##### INFORMATION PROVIDED #####

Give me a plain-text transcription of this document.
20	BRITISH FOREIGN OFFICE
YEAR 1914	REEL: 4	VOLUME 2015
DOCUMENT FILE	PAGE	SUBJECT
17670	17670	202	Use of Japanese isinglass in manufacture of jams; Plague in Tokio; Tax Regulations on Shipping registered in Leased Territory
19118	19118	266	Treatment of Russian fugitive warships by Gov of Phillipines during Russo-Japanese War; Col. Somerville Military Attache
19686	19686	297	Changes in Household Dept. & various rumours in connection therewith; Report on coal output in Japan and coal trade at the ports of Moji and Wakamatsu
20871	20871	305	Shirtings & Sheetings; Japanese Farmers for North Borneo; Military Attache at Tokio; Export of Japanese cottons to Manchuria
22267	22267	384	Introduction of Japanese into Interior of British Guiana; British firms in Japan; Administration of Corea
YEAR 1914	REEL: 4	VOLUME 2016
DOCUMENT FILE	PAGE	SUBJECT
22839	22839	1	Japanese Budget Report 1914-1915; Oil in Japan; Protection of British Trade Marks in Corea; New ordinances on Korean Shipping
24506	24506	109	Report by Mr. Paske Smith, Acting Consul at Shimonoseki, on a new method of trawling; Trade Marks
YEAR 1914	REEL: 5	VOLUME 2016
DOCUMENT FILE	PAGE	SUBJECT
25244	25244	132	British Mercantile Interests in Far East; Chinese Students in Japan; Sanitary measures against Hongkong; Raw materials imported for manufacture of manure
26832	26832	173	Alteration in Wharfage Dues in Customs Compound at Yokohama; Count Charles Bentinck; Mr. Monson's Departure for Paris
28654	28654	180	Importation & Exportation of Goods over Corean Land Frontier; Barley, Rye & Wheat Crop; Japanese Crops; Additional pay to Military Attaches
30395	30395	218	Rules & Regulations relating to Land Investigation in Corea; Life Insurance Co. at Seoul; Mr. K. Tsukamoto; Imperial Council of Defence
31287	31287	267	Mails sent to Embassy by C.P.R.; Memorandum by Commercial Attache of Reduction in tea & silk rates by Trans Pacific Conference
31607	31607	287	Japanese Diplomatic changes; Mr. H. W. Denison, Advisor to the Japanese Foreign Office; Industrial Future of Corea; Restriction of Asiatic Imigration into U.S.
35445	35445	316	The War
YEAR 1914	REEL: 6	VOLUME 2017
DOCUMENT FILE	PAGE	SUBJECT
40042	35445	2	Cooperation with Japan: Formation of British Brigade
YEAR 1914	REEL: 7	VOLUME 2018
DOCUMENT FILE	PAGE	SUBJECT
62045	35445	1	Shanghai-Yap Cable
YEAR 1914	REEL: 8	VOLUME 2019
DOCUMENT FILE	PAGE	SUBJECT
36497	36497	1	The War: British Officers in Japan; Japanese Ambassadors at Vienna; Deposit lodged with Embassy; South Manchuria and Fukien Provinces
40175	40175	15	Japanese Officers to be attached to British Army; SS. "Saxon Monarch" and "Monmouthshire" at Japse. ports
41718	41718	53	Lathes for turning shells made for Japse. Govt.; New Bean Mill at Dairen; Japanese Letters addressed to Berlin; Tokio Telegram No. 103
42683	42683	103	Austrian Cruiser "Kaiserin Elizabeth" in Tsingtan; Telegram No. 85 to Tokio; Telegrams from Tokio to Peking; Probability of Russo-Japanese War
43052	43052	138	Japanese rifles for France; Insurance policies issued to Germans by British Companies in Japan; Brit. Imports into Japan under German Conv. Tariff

#####

#### [AIM OF THE EXERCISE]
Go through the data and return every record exactly.

#### [ANSWER TO THIS PROBLEM]
Give me a plain-text transcription of this document.
20	BRITISH FOREIGN OFFICE
YEAR 1914	REEL: 4	VOLUME 2015
DOCUMENT FILE	PAGE	SUBJECT
17670	17670	202	Use of Japanese isinglass in manufacture of jams; Plague in Tokio; Tax Regulations on Shipping registered in Leased Territory
19118	19118	266	Treatment of Russian fugitive warships by Gov of Phillipines during Russo-Japanese War; Col. Somerville Military Attache
19686	19686	297	Changes in Household Dept. & various rumours in connection therewith; Report on coal output in Japan and coal trade at the ports of Moji and Wakamatsu
20871	20871	305	Shirtings & Sheetings; Japanese Farmers for North Borneo; Military Attache at Tokio; Export of Japanese cottons to Manchuria
22267	22267	384	Introduction of Japanese into Interior of British Guiana; British firms in Japan; Administration of Corea
YEAR 1914	REEL: 4	VOLUME 2016
DOCUMENT FILE	PAGE	SUBJECT
22839	22839	1	Japanese Budget Report 1914-1915; Oil in Japan; Protection of British Trade Marks in Corea; New ordinances on Korean Shipping
24506	24506	109	Report by Mr. Paske Smith, Acting Consul at Shimonoseki, on a new method of trawling; Trade Marks
YEAR 1914	REEL: 5	VOLUME 2016
DOCUMENT FILE	PAGE	SUBJECT
25244	25244	132	British Mercantile Interests in Far East; Chinese Students in Japan; Sanitary measures against Hongkong; Raw materials imported for manufacture of manure
26832	26832	173	Alteration in Wharfage Dues in Customs Compound at Yokohama; Count Charles Bentinck; Mr. Monson's Departure for Paris
28654	28654	180	Importation & Exportation of Goods over Corean Land Frontier; Barley, Rye & Wheat Crop; Japanese Crops; Additional pay to Military Attaches
30395	30395	218	Rules & Regulations relating to Land Investigation in Corea; Life Insurance Co. at Seoul; Mr. K. Tsukamoto; Imperial Council of Defence
31287	31287	267	Mails sent to Embassy by C.P.R.; Memorandum by Commercial Attache of Reduction in tea & silk rates by Trans Pacific Conference
31607	31607	287	Japanese Diplomatic changes; Mr. H. W. Denison, Advisor to the Japanese Foreign Office; Industrial Future of Corea; Restriction of Asiatic Imigration into U.S.
35445	35445	316	The War
YEAR 1914	REEL: 6	VOLUME 2017
DOCUMENT FILE	PAGE	SUBJECT
40042	35445	2	Cooperation with Japan: Formation of British Brigade
YEAR 1914	REEL: 7	VOLUME 2018
DOCUMENT FILE	PAGE	SUBJECT
62045	35445	1	Shanghai-Yap Cable
YEAR 1914	REEL: 8	VOLUME 2019
DOCUMENT FILE	PAGE	SUBJECT
36497	36497	1	The War: British Officers in Japan; Japanese Ambassadors at Vienna; Deposit lodged with Embassy; South Manchuria and Fukien Provinces
40175	40175	15	Japanese Officers to be attached to British Army; SS. "Saxon Monarch" and "Monmouthshire" at Japse. ports
41718	41718	53	Lathes for turning shells made for Japse. Govt.; New Bean Mill at Dairen; Japanese Letters addressed to Berlin; Tokio Telegram No. 103
42683	42683	103	Austrian Cruiser "Kaiserin Elizabeth" in Tsingtan; Telegram No. 85 to Tokio; Telegrams from Tokio to Peking; Probability of Russo-Japanese War
43052	43052	138	Japanese rifles for France; Insurance policies issued to Germans by British Companies in Japan; Brit. Imports into Japan under German Conv. Tariff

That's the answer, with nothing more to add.